### REQUEST
Select each line where the word "дискриминации" appears.

### ITEMS
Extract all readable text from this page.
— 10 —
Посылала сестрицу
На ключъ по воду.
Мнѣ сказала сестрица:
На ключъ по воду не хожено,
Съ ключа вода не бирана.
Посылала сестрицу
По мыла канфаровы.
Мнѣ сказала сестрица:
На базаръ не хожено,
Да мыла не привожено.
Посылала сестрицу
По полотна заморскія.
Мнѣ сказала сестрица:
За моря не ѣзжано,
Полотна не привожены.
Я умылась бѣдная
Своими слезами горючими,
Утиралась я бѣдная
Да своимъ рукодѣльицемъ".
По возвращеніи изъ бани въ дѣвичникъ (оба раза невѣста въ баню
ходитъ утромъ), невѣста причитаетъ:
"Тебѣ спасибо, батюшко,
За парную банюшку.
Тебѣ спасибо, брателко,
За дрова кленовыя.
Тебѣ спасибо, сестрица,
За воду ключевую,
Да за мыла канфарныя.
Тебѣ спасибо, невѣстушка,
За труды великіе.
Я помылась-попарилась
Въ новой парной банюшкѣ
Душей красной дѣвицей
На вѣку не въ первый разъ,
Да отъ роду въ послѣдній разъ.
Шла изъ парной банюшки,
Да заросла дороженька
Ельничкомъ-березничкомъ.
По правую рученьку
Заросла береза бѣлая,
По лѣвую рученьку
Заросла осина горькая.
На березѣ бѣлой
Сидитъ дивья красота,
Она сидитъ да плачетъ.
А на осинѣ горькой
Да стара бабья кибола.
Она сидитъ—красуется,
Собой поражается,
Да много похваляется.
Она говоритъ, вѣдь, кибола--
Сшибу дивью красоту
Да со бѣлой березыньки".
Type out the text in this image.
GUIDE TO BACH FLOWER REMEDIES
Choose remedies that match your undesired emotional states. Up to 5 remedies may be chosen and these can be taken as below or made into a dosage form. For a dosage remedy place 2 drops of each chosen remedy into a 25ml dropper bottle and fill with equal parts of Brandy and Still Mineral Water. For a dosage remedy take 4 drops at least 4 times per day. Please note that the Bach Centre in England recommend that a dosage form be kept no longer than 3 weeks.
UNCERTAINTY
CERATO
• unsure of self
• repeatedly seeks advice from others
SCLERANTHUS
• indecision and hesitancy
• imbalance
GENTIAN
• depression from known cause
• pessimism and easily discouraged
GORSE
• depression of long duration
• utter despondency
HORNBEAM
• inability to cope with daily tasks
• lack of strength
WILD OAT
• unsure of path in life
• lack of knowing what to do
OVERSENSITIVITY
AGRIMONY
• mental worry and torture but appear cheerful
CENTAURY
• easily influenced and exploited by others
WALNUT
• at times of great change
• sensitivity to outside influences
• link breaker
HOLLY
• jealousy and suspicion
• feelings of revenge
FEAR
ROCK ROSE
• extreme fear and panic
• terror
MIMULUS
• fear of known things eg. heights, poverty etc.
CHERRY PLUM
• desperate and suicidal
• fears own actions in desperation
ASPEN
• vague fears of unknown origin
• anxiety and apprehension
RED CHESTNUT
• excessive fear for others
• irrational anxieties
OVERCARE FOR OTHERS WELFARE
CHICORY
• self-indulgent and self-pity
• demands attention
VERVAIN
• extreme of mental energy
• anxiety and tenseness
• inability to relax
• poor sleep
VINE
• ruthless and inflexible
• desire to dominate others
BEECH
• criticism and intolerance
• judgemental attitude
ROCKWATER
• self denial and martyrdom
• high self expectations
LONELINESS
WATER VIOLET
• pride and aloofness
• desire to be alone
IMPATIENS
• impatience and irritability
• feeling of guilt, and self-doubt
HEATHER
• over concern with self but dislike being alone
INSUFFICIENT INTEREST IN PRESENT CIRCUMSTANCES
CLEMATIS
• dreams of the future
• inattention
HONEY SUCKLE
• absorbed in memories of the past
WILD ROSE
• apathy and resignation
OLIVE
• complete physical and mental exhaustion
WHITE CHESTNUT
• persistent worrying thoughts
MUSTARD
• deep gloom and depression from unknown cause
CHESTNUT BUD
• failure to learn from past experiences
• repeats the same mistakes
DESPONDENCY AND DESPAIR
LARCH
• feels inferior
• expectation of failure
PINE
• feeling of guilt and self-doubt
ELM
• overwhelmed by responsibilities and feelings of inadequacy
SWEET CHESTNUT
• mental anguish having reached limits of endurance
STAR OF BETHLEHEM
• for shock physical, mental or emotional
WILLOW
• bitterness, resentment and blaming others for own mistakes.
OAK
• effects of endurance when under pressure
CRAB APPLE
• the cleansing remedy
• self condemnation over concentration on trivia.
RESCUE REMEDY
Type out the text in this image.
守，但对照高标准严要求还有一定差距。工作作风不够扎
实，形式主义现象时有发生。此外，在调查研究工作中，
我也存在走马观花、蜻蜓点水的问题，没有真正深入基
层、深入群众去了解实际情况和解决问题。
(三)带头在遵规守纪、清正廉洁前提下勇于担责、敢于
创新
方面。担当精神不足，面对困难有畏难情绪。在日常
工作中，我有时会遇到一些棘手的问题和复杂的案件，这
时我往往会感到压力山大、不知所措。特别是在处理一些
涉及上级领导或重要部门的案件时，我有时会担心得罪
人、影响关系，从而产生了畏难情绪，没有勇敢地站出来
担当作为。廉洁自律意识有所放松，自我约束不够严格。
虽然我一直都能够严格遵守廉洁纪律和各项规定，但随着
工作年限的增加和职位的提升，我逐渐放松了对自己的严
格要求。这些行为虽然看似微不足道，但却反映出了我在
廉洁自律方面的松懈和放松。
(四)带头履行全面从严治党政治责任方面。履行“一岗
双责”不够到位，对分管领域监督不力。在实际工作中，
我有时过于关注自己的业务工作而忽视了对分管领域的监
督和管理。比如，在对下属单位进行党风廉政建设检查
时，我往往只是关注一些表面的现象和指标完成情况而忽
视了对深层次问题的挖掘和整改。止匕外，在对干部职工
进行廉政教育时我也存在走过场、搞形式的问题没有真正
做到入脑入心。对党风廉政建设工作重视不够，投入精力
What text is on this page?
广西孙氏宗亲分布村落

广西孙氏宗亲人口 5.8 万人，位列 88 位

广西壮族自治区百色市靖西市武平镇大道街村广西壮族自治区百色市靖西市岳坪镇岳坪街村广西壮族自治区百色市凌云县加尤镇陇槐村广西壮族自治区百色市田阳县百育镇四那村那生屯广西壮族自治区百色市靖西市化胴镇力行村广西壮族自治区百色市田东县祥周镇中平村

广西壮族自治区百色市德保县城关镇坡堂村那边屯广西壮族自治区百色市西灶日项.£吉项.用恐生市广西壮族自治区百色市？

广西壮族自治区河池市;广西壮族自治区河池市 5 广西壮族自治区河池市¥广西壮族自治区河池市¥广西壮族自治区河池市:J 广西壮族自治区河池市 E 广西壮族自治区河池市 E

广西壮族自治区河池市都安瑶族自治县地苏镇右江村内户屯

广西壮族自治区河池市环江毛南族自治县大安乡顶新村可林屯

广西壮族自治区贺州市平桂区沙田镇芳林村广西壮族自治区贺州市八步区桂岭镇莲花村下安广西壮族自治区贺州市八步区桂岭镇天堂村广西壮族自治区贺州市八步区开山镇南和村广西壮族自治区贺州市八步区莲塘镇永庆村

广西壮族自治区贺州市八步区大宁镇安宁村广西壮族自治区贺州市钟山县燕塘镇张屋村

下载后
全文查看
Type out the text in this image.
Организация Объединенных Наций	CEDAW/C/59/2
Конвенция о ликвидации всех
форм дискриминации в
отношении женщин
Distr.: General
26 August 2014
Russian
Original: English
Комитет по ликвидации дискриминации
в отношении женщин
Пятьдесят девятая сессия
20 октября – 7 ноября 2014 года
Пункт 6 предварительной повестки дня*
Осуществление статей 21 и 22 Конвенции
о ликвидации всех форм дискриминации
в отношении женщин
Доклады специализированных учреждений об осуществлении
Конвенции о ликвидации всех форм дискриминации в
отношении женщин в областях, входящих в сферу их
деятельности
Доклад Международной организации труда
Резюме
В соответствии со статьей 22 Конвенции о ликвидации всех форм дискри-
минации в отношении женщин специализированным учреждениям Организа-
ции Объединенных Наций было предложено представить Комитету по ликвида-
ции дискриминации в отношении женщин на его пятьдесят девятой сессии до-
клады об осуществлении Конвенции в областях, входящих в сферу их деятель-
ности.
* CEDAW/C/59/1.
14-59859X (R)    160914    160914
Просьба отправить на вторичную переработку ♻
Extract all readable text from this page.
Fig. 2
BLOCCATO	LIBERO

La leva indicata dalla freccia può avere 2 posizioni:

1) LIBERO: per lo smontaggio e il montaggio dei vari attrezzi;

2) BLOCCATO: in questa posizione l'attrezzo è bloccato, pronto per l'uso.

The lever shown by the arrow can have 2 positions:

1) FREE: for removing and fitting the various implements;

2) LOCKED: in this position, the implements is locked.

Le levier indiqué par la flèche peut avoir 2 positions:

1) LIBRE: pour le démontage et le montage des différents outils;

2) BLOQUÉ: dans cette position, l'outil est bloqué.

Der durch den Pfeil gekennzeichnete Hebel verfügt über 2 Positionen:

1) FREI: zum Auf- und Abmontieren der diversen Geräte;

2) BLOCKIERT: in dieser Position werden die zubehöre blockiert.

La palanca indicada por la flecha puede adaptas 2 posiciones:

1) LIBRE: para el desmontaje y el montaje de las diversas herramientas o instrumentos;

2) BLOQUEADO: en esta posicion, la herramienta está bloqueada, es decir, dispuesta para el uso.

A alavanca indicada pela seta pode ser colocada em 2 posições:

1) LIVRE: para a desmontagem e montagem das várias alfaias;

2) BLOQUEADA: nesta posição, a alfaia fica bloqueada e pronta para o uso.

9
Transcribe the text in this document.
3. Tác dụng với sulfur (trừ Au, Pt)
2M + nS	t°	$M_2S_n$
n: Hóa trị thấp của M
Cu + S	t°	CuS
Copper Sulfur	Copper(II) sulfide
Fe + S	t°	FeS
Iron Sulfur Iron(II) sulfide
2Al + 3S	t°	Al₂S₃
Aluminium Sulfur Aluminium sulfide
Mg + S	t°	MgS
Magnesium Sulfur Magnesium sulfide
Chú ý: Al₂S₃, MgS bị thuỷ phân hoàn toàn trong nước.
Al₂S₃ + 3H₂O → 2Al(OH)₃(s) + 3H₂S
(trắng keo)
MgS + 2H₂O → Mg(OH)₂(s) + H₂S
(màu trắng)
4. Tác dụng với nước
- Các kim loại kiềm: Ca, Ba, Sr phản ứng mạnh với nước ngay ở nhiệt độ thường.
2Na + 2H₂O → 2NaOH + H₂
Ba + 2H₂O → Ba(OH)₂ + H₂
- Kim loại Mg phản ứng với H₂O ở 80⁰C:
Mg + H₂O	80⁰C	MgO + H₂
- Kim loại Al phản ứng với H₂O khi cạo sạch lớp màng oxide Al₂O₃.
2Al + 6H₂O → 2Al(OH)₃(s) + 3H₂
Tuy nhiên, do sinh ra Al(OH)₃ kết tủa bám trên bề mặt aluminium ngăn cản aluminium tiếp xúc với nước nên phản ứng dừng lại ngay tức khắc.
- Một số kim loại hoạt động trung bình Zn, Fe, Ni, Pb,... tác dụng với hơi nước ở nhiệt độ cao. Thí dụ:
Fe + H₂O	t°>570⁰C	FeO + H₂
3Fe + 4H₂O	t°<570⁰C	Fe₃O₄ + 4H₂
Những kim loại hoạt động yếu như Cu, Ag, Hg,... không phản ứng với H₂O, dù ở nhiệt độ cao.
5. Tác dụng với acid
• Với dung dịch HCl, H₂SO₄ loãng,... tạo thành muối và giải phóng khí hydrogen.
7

### SOLUTION FOR THIS EXERCISE
форм дискриминации в
Комитет по ликвидации дискриминации
о ликвидации всех форм дискриминации
Конвенции о ликвидации всех форм дискриминации в
ции дискриминации в отношении женщин на его пятьдесят девятой сессии до-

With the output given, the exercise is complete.